* Written problem
Search the data for the string "sauce" and gather each line it is in.

* Extracted material

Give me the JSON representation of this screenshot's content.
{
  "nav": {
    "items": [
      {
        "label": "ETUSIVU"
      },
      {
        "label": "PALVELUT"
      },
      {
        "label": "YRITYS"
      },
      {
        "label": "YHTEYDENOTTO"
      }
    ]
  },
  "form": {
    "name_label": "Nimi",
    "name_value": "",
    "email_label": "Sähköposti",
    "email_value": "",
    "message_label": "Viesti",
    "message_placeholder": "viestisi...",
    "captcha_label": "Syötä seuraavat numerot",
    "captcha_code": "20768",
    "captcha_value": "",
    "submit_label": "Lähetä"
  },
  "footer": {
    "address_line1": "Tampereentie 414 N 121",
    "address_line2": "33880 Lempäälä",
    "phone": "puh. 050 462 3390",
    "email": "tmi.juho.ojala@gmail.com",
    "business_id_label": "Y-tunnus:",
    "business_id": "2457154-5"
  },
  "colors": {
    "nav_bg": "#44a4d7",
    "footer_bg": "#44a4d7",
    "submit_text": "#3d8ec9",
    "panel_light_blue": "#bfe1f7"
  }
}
...
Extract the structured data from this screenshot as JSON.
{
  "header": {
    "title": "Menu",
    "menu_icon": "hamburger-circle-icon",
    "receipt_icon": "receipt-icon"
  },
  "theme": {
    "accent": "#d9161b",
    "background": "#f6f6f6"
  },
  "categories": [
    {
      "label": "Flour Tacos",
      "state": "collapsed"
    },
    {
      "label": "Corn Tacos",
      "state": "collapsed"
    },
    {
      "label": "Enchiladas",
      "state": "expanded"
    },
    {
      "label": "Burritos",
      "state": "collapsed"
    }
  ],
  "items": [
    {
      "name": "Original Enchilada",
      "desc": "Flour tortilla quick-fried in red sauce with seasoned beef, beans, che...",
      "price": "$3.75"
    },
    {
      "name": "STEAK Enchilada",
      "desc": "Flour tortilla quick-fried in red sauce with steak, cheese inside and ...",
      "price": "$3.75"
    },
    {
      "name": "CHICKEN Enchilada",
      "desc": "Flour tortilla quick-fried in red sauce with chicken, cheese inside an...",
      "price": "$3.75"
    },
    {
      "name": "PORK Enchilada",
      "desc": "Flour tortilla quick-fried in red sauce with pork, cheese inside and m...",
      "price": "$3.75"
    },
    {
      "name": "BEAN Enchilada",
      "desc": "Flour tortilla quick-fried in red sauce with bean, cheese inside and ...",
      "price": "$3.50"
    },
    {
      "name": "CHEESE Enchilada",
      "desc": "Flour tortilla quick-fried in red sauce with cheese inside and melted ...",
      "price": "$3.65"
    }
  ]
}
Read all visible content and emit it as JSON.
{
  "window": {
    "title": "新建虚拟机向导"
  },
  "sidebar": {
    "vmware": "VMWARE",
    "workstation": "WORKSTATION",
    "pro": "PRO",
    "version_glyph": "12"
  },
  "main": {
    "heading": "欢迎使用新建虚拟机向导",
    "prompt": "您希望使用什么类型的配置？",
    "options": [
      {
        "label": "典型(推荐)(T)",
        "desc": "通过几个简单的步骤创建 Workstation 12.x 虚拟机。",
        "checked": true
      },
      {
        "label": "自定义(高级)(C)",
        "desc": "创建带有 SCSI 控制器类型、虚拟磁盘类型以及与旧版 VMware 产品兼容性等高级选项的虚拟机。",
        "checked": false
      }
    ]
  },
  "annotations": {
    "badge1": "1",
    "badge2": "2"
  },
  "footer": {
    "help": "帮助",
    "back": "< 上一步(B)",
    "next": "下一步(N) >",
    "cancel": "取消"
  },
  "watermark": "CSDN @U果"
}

* Exercise solution
      "desc": "Flour tortilla quick-fried in red sauce with seasoned beef, beans, che...",
      "desc": "Flour tortilla quick-fried in red sauce with steak, cheese inside and ...",
      "desc": "Flour tortilla quick-fried in red sauce with chicken, cheese inside an...",
      "desc": "Flour tortilla quick-fried in red sauce with pork, cheese inside and m...",
      "desc": "Flour tortilla quick-fried in red sauce with bean, cheese inside and ...",
      "desc": "Flour tortilla quick-fried in red sauce with cheese inside and melted ...",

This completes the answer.